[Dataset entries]
>>>>>

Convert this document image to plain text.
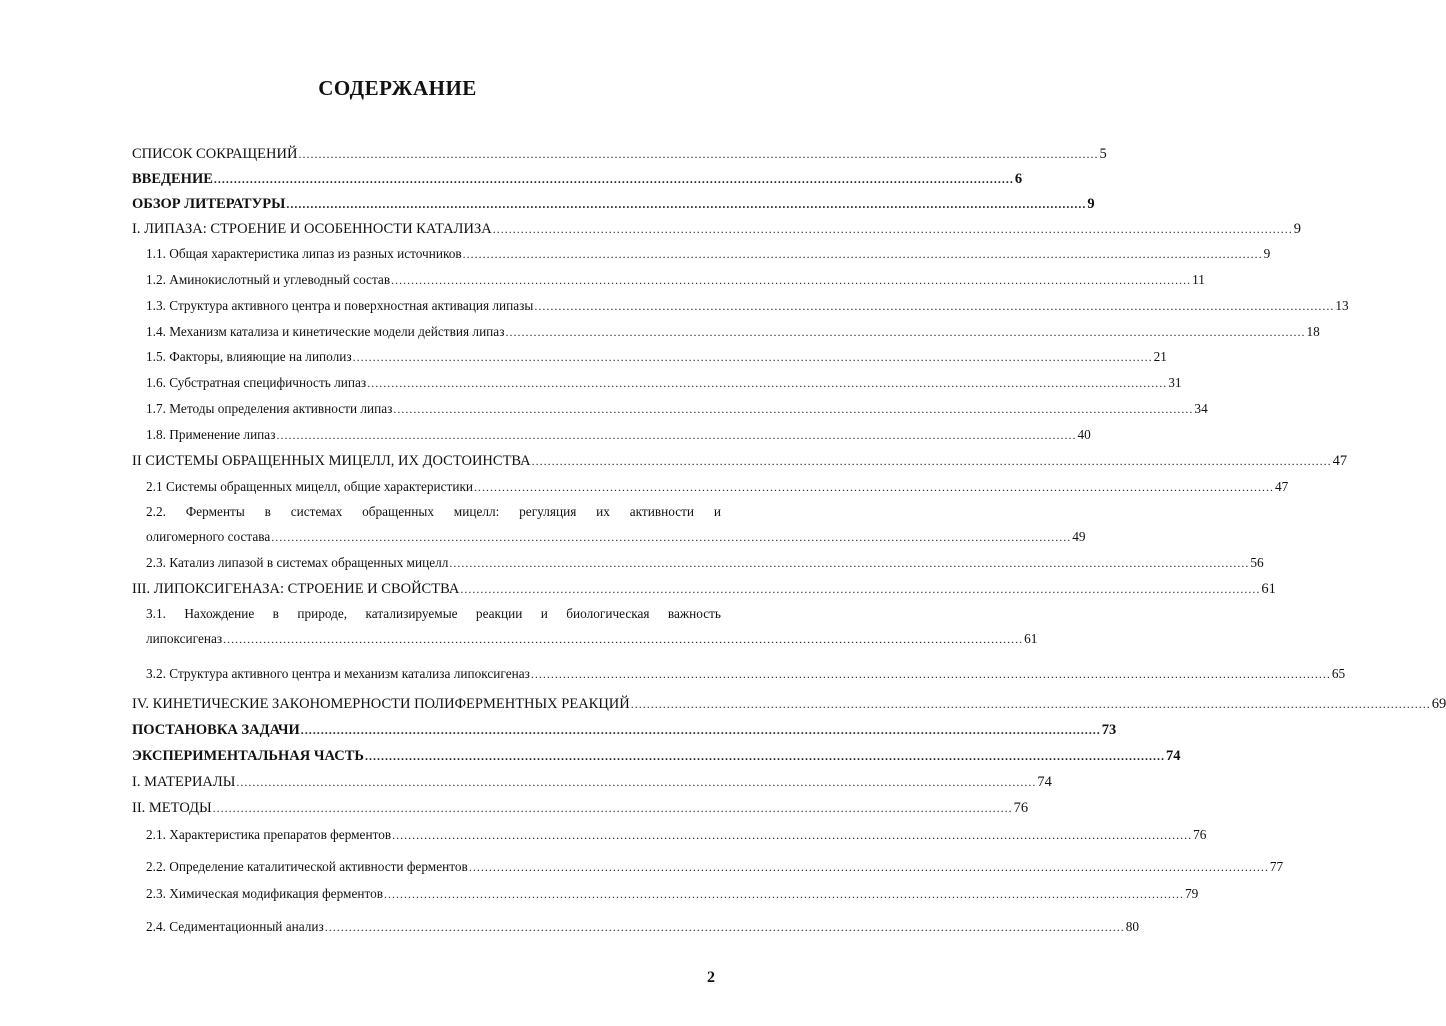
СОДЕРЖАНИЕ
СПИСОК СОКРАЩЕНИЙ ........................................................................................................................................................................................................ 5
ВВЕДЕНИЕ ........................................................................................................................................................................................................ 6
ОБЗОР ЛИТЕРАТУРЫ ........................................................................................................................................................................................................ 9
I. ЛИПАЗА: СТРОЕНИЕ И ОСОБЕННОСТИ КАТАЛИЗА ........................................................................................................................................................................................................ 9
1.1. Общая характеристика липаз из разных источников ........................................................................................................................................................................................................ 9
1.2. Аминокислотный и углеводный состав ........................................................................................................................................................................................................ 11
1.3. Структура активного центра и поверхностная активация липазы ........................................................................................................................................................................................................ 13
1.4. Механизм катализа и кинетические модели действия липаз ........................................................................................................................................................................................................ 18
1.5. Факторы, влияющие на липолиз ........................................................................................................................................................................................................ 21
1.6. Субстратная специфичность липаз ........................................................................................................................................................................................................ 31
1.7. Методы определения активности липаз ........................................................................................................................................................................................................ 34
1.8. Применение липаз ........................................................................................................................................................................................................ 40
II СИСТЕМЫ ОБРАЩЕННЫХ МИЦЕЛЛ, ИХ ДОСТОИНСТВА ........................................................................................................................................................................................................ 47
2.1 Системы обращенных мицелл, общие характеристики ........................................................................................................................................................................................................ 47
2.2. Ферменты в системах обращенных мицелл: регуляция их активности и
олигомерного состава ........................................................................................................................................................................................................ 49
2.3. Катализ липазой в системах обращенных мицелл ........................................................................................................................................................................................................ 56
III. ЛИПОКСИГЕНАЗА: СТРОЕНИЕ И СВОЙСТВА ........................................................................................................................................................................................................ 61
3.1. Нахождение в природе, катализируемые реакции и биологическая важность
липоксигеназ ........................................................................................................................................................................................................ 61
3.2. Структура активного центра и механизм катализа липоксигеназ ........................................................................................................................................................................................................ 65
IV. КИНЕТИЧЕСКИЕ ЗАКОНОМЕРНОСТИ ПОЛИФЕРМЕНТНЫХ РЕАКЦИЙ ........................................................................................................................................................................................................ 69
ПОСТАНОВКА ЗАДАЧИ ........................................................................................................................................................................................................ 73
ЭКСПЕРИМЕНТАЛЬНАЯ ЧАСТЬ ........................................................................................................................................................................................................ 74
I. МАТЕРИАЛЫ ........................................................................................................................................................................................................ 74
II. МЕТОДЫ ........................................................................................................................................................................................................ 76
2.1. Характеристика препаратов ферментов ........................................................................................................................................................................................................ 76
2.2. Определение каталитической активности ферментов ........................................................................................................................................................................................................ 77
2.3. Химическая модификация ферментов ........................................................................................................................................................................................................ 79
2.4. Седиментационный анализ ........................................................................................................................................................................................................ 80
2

<<<<<
>>>>>

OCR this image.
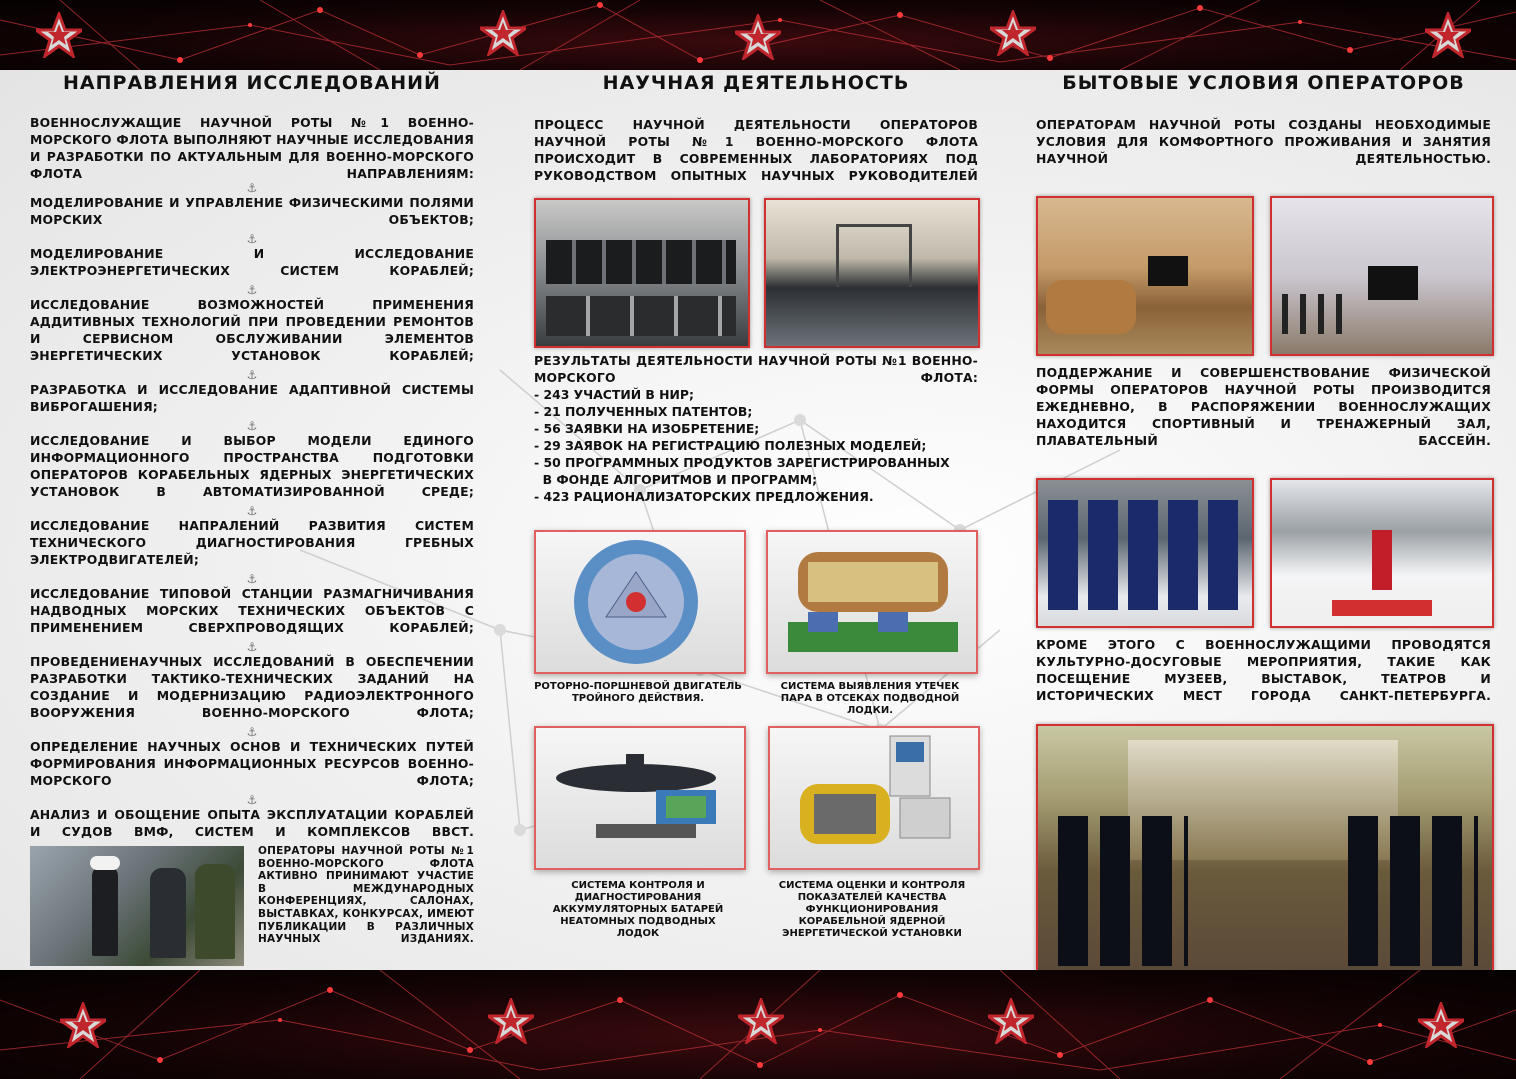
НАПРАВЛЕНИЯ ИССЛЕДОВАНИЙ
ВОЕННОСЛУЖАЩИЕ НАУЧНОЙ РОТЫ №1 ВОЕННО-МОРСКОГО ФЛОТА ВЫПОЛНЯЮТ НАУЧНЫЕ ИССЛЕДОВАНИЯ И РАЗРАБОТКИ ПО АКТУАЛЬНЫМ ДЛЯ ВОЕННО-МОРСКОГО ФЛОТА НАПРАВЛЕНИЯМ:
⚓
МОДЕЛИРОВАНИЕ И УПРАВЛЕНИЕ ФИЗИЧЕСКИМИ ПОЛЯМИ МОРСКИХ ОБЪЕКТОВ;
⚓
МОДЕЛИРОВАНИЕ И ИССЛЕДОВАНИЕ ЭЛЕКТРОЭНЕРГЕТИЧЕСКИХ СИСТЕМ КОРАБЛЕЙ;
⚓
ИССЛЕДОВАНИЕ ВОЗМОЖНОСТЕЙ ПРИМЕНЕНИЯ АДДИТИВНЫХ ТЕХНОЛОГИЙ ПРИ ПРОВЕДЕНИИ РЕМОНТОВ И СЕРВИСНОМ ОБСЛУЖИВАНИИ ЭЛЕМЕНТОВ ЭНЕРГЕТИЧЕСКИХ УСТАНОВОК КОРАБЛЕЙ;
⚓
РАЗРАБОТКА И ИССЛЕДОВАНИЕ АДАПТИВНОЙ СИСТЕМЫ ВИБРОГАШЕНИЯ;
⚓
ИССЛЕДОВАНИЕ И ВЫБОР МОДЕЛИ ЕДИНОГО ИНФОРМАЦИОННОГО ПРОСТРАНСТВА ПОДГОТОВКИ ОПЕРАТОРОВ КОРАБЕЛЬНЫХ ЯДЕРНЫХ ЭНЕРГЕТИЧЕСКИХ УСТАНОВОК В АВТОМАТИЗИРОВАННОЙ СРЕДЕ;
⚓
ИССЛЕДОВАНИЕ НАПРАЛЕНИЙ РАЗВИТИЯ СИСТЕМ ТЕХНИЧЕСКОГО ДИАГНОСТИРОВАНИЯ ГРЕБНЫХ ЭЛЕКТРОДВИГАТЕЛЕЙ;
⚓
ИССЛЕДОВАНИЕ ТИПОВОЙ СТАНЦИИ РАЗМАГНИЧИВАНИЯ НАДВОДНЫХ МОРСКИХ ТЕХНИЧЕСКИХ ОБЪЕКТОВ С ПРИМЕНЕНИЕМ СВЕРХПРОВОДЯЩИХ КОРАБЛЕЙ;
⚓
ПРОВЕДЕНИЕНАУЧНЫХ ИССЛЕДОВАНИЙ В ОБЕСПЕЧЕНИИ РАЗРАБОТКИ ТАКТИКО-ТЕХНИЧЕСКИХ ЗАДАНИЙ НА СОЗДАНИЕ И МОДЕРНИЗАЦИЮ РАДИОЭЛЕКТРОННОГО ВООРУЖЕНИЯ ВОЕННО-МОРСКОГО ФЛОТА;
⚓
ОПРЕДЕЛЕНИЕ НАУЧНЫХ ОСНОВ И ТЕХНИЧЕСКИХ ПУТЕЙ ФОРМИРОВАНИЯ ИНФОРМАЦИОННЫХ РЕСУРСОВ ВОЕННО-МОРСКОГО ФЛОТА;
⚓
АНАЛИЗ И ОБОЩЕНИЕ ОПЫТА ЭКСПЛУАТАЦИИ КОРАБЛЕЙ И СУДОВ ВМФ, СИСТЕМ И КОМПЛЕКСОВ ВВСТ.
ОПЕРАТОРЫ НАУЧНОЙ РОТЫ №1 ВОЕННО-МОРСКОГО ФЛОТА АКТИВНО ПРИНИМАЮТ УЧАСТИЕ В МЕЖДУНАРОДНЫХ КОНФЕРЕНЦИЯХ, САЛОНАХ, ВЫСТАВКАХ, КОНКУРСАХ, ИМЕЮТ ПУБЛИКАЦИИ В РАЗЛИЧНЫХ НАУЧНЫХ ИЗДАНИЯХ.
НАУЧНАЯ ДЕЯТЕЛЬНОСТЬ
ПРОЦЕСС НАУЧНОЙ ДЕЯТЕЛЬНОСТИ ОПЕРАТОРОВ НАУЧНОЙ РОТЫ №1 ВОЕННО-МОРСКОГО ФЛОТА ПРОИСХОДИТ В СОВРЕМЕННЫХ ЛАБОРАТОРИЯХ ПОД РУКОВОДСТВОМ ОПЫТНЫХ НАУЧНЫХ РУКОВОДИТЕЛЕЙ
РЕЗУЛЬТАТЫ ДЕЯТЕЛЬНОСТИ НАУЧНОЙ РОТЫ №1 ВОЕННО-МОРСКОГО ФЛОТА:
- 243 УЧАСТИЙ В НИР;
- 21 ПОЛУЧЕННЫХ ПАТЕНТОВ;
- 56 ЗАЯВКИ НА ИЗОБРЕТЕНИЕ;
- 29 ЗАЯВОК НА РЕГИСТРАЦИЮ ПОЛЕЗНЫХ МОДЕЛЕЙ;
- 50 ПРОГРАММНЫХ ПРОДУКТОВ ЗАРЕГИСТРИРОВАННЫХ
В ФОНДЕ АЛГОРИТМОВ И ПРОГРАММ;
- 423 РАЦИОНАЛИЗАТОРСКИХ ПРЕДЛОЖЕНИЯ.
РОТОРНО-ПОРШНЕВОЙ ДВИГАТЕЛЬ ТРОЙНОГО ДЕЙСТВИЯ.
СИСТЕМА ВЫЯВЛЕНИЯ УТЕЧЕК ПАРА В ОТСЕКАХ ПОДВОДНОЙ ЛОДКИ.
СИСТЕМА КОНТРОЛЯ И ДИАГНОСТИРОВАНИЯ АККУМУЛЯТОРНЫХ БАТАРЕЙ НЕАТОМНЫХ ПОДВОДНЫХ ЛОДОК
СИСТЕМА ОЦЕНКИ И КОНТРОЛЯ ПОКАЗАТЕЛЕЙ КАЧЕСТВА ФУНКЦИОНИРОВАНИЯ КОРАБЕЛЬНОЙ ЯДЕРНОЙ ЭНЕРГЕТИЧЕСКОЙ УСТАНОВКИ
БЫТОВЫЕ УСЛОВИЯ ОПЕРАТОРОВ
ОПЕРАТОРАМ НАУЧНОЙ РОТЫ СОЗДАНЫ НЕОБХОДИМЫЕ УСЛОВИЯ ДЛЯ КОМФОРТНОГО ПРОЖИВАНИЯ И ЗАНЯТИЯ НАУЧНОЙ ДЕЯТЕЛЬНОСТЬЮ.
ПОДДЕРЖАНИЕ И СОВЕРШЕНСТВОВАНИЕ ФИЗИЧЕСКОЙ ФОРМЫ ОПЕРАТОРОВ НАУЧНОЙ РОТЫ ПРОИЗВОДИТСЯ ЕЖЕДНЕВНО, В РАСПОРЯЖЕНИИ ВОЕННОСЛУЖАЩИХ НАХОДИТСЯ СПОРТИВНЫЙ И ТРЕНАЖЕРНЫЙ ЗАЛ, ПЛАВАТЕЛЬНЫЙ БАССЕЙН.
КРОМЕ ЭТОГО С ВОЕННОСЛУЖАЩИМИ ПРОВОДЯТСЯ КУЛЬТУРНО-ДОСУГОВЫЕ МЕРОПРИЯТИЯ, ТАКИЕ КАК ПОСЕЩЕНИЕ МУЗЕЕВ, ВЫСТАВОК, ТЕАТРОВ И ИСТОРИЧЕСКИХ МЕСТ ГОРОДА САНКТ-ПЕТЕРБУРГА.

<<<<<

**DIRECTIONS FOR THIS TASK:** The lines to collect are those holding the string "МОДЕЛИРОВАНИЕ"; copy them all.

**RESPONSE BELOW:**
МОДЕЛИРОВАНИЕ И УПРАВЛЕНИЕ ФИЗИЧЕСКИМИ ПОЛЯМИ МОРСКИХ ОБЪЕКТОВ;
МОДЕЛИРОВАНИЕ И ИССЛЕДОВАНИЕ ЭЛЕКТРОЭНЕРГЕТИЧЕСКИХ СИСТЕМ КОРАБЛЕЙ;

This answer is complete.